=== PROBLEM DESCRIPTION ===
Copy out the data exactly, leaving the pictures behind.
── PROVIDED DATA
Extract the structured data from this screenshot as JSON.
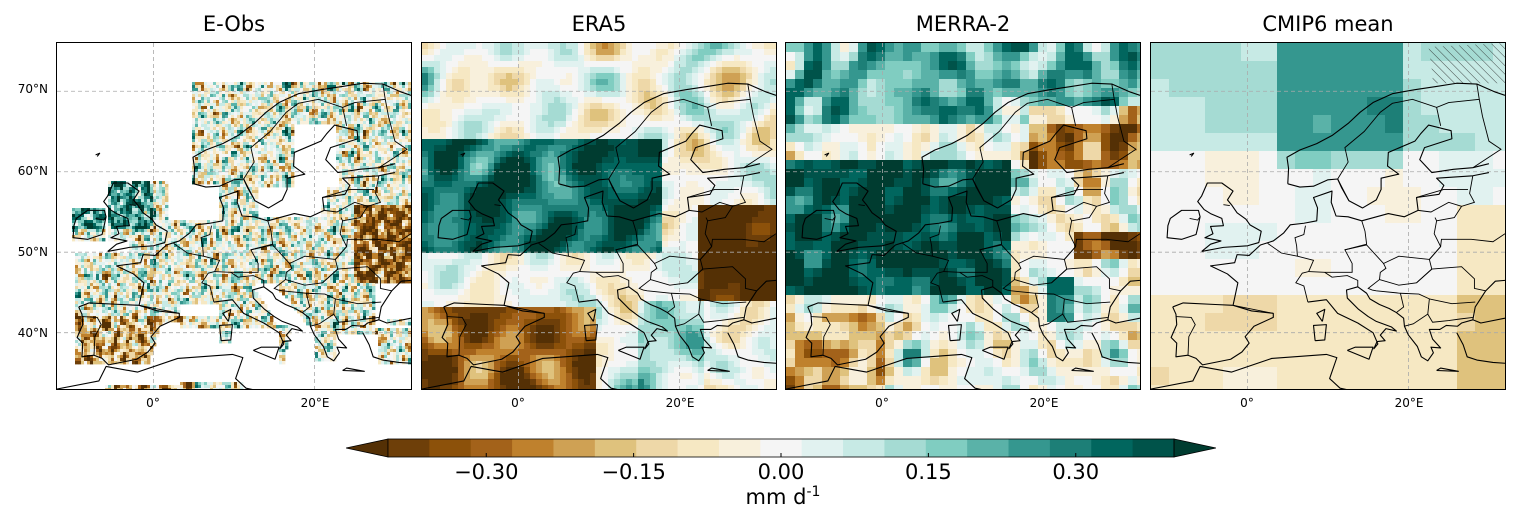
{
  "panels": [
    {
      "title": "E-Obs",
      "style": "eobs"
    },
    {
      "title": "ERA5",
      "style": "era5"
    },
    {
      "title": "MERRA-2",
      "style": "merra"
    },
    {
      "title": "CMIP6 mean",
      "style": "cmip"
    }
  ],
  "axes": {
    "x_ticks": [
      "0°",
      "20°E"
    ],
    "y_ticks": [
      "70°N",
      "60°N",
      "50°N",
      "40°N"
    ],
    "lon_range": [
      -12,
      32
    ],
    "lat_range": [
      33,
      76
    ]
  },
  "colorbar": {
    "ticks": [
      "−0.30",
      "−0.15",
      "0.00",
      "0.15",
      "0.30"
    ],
    "tick_values": [
      -0.3,
      -0.15,
      0.0,
      0.15,
      0.3
    ],
    "range": [
      -0.4,
      0.4
    ],
    "unit_base": "mm d",
    "unit_exp": "-1",
    "colors": [
      "#543005",
      "#6e3f09",
      "#8c510a",
      "#a3621a",
      "#bf812d",
      "#cfa154",
      "#dfc27d",
      "#eed8a8",
      "#f6e8c3",
      "#f8f0dc",
      "#f5f5f5",
      "#e1f2f0",
      "#c7eae5",
      "#a5dbd3",
      "#80cdc1",
      "#5ab2a8",
      "#35978f",
      "#1d7f77",
      "#01665e",
      "#00534a",
      "#003c30"
    ]
  },
  "colors": {
    "brown_dark": "#543005",
    "teal_dark": "#003c30",
    "neutral": "#f5f5f5",
    "grid": "#b0b0b0"
  }
}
────
=== EXERCISE RESPONSE ===
Extract the structured data from this screenshot as JSON.
{
  "panels": [
    {
      "title": "E-Obs",
      "style": "eobs"
    },
    {
      "title": "ERA5",
      "style": "era5"
    },
    {
      "title": "MERRA-2",
      "style": "merra"
    },
    {
      "title": "CMIP6 mean",
      "style": "cmip"
    }
  ],
  "axes": {
    "x_ticks": [
      "0°",
      "20°E"
    ],
    "y_ticks": [
      "70°N",
      "60°N",
      "50°N",
      "40°N"
    ],
    "lon_range": [
      -12,
      32
    ],
    "lat_range": [
      33,
      76
    ]
  },
  "colorbar": {
    "ticks": [
      "−0.30",
      "−0.15",
      "0.00",
      "0.15",
      "0.30"
    ],
    "tick_values": [
      -0.3,
      -0.15,
      0.0,
      0.15,
      0.3
    ],
    "range": [
      -0.4,
      0.4
    ],
    "unit_base": "mm d",
    "unit_exp": "-1",
    "colors": [
      "#543005",
      "#6e3f09",
      "#8c510a",
      "#a3621a",
      "#bf812d",
      "#cfa154",
      "#dfc27d",
      "#eed8a8",
      "#f6e8c3",
      "#f8f0dc",
      "#f5f5f5",
      "#e1f2f0",
      "#c7eae5",
      "#a5dbd3",
      "#80cdc1",
      "#5ab2a8",
      "#35978f",
      "#1d7f77",
      "#01665e",
      "#00534a",
      "#003c30"
    ]
  },
  "colors": {
    "brown_dark": "#543005",
    "teal_dark": "#003c30",
    "neutral": "#f5f5f5",
    "grid": "#b0b0b0"
  }
}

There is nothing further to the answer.